[Work instructions] Copy out all the lines where "efficiency" shows up.

[Stored records]
· · · ·

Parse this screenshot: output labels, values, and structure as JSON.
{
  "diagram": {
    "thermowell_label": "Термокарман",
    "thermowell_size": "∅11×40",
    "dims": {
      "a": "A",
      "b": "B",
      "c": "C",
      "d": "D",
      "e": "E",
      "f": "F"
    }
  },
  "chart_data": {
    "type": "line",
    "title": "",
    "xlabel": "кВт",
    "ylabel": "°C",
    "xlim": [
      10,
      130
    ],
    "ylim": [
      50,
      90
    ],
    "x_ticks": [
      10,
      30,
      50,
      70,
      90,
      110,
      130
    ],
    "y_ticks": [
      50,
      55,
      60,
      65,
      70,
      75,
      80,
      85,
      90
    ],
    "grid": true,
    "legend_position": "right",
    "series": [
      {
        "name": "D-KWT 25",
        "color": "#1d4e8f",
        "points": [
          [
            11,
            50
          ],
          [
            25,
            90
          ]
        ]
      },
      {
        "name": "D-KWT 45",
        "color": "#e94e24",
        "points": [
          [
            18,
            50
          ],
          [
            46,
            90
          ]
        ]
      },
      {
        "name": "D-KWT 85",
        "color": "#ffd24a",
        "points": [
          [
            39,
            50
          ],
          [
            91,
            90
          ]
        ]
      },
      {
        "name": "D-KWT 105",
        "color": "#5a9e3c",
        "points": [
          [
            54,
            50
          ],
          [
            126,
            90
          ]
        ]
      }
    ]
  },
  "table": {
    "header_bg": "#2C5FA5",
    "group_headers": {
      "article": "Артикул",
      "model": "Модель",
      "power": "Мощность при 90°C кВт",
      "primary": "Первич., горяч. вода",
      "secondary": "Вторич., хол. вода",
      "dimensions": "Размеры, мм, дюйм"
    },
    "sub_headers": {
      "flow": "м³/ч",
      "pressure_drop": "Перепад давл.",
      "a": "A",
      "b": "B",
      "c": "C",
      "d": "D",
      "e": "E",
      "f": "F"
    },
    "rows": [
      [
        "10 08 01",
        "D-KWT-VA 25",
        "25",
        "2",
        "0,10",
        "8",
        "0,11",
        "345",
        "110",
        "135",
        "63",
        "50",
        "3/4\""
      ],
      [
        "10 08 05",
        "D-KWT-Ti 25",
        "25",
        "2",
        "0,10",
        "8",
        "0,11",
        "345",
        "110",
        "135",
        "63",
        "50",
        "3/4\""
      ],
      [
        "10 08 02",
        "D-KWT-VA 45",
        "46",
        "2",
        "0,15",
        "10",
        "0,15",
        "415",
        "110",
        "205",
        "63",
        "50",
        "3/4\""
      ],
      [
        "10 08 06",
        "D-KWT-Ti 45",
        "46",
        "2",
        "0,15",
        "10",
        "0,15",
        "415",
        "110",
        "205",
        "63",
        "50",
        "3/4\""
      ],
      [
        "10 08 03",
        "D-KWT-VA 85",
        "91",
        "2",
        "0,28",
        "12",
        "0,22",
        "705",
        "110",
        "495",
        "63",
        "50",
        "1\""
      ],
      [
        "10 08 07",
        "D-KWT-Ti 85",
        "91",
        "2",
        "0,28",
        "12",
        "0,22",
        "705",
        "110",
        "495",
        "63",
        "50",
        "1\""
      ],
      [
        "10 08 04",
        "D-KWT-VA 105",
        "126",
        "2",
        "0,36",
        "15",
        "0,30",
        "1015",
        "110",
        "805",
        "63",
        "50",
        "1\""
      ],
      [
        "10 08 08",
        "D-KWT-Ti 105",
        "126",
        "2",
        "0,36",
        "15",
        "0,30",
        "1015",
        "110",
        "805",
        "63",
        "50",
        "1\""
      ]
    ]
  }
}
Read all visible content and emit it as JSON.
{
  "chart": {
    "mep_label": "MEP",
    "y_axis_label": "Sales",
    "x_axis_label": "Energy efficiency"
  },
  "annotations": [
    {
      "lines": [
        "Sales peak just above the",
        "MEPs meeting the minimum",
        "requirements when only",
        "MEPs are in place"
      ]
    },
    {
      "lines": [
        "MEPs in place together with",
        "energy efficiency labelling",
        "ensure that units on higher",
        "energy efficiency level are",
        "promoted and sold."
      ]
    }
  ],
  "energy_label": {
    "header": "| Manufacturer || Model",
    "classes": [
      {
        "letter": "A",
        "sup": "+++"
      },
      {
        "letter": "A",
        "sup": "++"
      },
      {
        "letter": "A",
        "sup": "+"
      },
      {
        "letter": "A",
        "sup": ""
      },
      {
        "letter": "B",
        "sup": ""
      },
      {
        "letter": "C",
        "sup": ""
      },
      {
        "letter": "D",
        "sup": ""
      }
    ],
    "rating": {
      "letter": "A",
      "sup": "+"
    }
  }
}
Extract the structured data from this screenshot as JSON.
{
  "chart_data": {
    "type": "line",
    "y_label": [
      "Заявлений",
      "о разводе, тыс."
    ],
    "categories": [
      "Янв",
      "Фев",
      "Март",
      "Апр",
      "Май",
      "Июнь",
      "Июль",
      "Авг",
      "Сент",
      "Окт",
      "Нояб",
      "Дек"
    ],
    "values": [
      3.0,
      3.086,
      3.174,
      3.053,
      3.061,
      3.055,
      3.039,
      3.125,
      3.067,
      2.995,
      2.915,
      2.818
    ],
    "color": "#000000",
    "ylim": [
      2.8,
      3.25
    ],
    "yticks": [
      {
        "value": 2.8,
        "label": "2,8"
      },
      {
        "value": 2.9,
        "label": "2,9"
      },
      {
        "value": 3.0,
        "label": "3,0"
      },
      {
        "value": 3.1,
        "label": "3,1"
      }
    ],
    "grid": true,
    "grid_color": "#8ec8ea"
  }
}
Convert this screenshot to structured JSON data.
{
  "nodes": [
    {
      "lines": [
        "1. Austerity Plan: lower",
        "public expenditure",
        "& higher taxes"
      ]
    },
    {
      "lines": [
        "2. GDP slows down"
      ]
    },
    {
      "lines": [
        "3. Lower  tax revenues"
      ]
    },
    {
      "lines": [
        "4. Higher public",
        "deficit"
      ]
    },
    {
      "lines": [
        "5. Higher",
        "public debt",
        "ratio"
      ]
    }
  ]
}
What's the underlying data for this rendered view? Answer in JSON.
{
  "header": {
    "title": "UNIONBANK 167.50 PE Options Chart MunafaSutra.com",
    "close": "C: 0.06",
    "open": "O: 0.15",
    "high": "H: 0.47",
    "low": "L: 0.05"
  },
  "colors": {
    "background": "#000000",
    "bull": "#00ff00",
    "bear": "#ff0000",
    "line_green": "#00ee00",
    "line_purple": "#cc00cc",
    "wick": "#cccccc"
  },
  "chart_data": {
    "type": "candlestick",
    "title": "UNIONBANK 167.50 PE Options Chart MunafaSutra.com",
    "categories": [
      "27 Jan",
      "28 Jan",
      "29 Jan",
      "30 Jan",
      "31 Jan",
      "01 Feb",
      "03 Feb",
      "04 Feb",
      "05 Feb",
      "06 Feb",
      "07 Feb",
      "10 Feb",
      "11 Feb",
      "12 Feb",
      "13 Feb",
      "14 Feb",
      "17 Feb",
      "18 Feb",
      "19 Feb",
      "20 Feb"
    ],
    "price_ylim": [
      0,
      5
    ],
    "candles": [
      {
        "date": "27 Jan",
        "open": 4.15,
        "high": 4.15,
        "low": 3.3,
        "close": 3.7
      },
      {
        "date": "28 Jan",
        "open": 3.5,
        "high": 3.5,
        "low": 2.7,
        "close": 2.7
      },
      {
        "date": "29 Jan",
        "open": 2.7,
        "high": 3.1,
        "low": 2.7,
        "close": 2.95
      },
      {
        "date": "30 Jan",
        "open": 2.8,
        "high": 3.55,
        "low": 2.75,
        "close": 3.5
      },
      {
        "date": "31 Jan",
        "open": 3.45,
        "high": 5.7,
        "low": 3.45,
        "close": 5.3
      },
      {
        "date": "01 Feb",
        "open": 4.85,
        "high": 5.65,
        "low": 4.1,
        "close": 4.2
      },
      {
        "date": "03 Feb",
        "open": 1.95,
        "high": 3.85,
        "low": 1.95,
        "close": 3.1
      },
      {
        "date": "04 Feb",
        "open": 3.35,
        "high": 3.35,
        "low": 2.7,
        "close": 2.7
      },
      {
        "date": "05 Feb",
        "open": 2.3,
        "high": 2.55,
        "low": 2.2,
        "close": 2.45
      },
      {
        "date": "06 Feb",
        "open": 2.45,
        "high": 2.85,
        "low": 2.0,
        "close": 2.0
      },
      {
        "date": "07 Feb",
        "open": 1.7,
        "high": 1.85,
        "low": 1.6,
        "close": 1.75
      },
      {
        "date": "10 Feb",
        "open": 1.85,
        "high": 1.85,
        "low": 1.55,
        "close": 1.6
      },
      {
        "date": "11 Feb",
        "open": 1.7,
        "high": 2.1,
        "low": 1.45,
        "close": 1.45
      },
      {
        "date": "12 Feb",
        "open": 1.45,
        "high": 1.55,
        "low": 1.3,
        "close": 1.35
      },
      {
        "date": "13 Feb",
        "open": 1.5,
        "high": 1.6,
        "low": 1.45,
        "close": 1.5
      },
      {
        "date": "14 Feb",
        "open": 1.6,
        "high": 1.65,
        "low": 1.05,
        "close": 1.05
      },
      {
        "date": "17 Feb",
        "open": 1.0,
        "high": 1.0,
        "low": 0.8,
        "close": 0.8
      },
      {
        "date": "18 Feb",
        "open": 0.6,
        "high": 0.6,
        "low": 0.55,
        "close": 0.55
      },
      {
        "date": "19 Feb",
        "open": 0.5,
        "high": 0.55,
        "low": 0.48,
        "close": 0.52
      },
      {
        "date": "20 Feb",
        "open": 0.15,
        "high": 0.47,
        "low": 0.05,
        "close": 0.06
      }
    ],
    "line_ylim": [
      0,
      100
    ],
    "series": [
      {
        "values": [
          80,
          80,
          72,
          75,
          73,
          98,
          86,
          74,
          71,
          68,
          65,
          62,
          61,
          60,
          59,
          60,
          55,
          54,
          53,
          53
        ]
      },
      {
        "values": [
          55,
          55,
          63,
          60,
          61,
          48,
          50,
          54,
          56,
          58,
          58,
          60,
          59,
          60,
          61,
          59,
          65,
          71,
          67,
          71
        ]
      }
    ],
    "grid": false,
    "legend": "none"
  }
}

· · · ·

[Result of this task]
    "x_axis_label": "Energy efficiency"
        "energy efficiency labelling",
        "energy efficiency level are",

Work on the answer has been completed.